Excerpt from a dataset:
****************

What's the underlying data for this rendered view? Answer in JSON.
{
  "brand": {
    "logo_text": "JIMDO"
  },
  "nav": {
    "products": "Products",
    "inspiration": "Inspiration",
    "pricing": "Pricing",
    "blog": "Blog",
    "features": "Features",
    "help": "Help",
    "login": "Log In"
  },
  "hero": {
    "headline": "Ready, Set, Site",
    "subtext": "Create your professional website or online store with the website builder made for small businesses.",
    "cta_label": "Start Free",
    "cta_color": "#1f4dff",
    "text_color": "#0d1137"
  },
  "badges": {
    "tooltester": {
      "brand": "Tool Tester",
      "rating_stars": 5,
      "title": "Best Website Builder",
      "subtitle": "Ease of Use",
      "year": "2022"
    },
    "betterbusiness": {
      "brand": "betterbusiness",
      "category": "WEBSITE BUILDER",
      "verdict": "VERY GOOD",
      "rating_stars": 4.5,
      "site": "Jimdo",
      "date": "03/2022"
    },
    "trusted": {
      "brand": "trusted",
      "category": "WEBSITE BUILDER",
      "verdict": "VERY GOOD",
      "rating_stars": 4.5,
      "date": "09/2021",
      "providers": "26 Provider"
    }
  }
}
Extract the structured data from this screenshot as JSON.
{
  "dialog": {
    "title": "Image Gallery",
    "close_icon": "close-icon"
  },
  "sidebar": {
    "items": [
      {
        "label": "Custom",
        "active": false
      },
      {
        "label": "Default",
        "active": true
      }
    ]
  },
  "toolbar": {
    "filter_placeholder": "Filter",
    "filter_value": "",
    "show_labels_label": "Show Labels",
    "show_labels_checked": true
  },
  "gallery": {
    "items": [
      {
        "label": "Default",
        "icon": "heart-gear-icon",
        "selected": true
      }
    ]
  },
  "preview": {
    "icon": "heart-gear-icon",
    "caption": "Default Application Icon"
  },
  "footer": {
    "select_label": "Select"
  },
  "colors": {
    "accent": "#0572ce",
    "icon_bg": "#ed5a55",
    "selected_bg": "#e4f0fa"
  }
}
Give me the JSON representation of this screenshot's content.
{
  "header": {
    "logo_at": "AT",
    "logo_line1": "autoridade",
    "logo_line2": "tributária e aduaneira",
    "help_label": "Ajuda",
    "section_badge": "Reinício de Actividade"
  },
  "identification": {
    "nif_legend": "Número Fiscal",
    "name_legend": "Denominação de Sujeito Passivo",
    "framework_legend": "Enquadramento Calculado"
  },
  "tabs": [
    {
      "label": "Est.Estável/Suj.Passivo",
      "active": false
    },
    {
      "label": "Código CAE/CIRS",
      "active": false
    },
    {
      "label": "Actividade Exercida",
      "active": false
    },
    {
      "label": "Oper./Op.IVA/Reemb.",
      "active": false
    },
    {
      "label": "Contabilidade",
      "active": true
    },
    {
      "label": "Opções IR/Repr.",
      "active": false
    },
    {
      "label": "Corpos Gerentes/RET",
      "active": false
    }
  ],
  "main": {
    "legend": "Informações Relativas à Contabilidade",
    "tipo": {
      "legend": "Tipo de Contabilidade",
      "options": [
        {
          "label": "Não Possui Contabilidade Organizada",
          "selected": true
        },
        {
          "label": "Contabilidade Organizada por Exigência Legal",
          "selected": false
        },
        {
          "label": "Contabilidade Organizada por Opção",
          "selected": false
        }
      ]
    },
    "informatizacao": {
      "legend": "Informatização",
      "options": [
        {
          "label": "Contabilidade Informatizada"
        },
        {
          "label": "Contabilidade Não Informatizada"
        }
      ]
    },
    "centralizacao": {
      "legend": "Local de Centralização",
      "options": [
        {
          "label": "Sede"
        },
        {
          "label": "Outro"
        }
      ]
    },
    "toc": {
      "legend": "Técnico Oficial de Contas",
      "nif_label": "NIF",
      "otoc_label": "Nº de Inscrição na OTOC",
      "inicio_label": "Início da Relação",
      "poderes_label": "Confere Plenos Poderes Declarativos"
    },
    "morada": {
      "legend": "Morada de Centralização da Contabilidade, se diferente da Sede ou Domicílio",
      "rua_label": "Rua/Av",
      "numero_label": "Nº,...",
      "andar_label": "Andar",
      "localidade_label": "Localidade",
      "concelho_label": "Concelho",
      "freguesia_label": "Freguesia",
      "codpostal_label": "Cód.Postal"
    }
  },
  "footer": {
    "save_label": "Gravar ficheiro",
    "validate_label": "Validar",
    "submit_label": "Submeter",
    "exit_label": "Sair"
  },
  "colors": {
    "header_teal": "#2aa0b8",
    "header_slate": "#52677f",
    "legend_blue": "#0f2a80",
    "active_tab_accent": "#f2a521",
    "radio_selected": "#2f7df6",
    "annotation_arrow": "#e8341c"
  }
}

****************

**What you have to do**
Extract every record. Keep wording exact.

**Task solution**
What's the underlying data for this rendered view? Answer in JSON.
{
  "brand": {
    "logo_text": "JIMDO"
  },
  "nav": {
    "products": "Products",
    "inspiration": "Inspiration",
    "pricing": "Pricing",
    "blog": "Blog",
    "features": "Features",
    "help": "Help",
    "login": "Log In"
  },
  "hero": {
    "headline": "Ready, Set, Site",
    "subtext": "Create your professional website or online store with the website builder made for small businesses.",
    "cta_label": "Start Free",
    "cta_color": "#1f4dff",
    "text_color": "#0d1137"
  },
  "badges": {
    "tooltester": {
      "brand": "Tool Tester",
      "rating_stars": 5,
      "title": "Best Website Builder",
      "subtitle": "Ease of Use",
      "year": "2022"
    },
    "betterbusiness": {
      "brand": "betterbusiness",
      "category": "WEBSITE BUILDER",
      "verdict": "VERY GOOD",
      "rating_stars": 4.5,
      "site": "Jimdo",
      "date": "03/2022"
    },
    "trusted": {
      "brand": "trusted",
      "category": "WEBSITE BUILDER",
      "verdict": "VERY GOOD",
      "rating_stars": 4.5,
      "date": "09/2021",
      "providers": "26 Provider"
    }
  }
}
Extract the structured data from this screenshot as JSON.
{
  "dialog": {
    "title": "Image Gallery",
    "close_icon": "close-icon"
  },
  "sidebar": {
    "items": [
      {
        "label": "Custom",
        "active": false
      },
      {
        "label": "Default",
        "active": true
      }
    ]
  },
  "toolbar": {
    "filter_placeholder": "Filter",
    "filter_value": "",
    "show_labels_label": "Show Labels",
    "show_labels_checked": true
  },
  "gallery": {
    "items": [
      {
        "label": "Default",
        "icon": "heart-gear-icon",
        "selected": true
      }
    ]
  },
  "preview": {
    "icon": "heart-gear-icon",
    "caption": "Default Application Icon"
  },
  "footer": {
    "select_label": "Select"
  },
  "colors": {
    "accent": "#0572ce",
    "icon_bg": "#ed5a55",
    "selected_bg": "#e4f0fa"
  }
}
Give me the JSON representation of this screenshot's content.
{
  "header": {
    "logo_at": "AT",
    "logo_line1": "autoridade",
    "logo_line2": "tributária e aduaneira",
    "help_label": "Ajuda",
    "section_badge": "Reinício de Actividade"
  },
  "identification": {
    "nif_legend": "Número Fiscal",
    "name_legend": "Denominação de Sujeito Passivo",
    "framework_legend": "Enquadramento Calculado"
  },
  "tabs": [
    {
      "label": "Est.Estável/Suj.Passivo",
      "active": false
    },
    {
      "label": "Código CAE/CIRS",
      "active": false
    },
    {
      "label": "Actividade Exercida",
      "active": false
    },
    {
      "label": "Oper./Op.IVA/Reemb.",
      "active": false
    },
    {
      "label": "Contabilidade",
      "active": true
    },
    {
      "label": "Opções IR/Repr.",
      "active": false
    },
    {
      "label": "Corpos Gerentes/RET",
      "active": false
    }
  ],
  "main": {
    "legend": "Informações Relativas à Contabilidade",
    "tipo": {
      "legend": "Tipo de Contabilidade",
      "options": [
        {
          "label": "Não Possui Contabilidade Organizada",
          "selected": true
        },
        {
          "label": "Contabilidade Organizada por Exigência Legal",
          "selected": false
        },
        {
          "label": "Contabilidade Organizada por Opção",
          "selected": false
        }
      ]
    },
    "informatizacao": {
      "legend": "Informatização",
      "options": [
        {
          "label": "Contabilidade Informatizada"
        },
        {
          "label": "Contabilidade Não Informatizada"
        }
      ]
    },
    "centralizacao": {
      "legend": "Local de Centralização",
      "options": [
        {
          "label": "Sede"
        },
        {
          "label": "Outro"
        }
      ]
    },
    "toc": {
      "legend": "Técnico Oficial de Contas",
      "nif_label": "NIF",
      "otoc_label": "Nº de Inscrição na OTOC",
      "inicio_label": "Início da Relação",
      "poderes_label": "Confere Plenos Poderes Declarativos"
    },
    "morada": {
      "legend": "Morada de Centralização da Contabilidade, se diferente da Sede ou Domicílio",
      "rua_label": "Rua/Av",
      "numero_label": "Nº,...",
      "andar_label": "Andar",
      "localidade_label": "Localidade",
      "concelho_label": "Concelho",
      "freguesia_label": "Freguesia",
      "codpostal_label": "Cód.Postal"
    }
  },
  "footer": {
    "save_label": "Gravar ficheiro",
    "validate_label": "Validar",
    "submit_label": "Submeter",
    "exit_label": "Sair"
  },
  "colors": {
    "header_teal": "#2aa0b8",
    "header_slate": "#52677f",
    "legend_blue": "#0f2a80",
    "active_tab_accent": "#f2a521",
    "radio_selected": "#2f7df6",
    "annotation_arrow": "#e8341c"
  }
}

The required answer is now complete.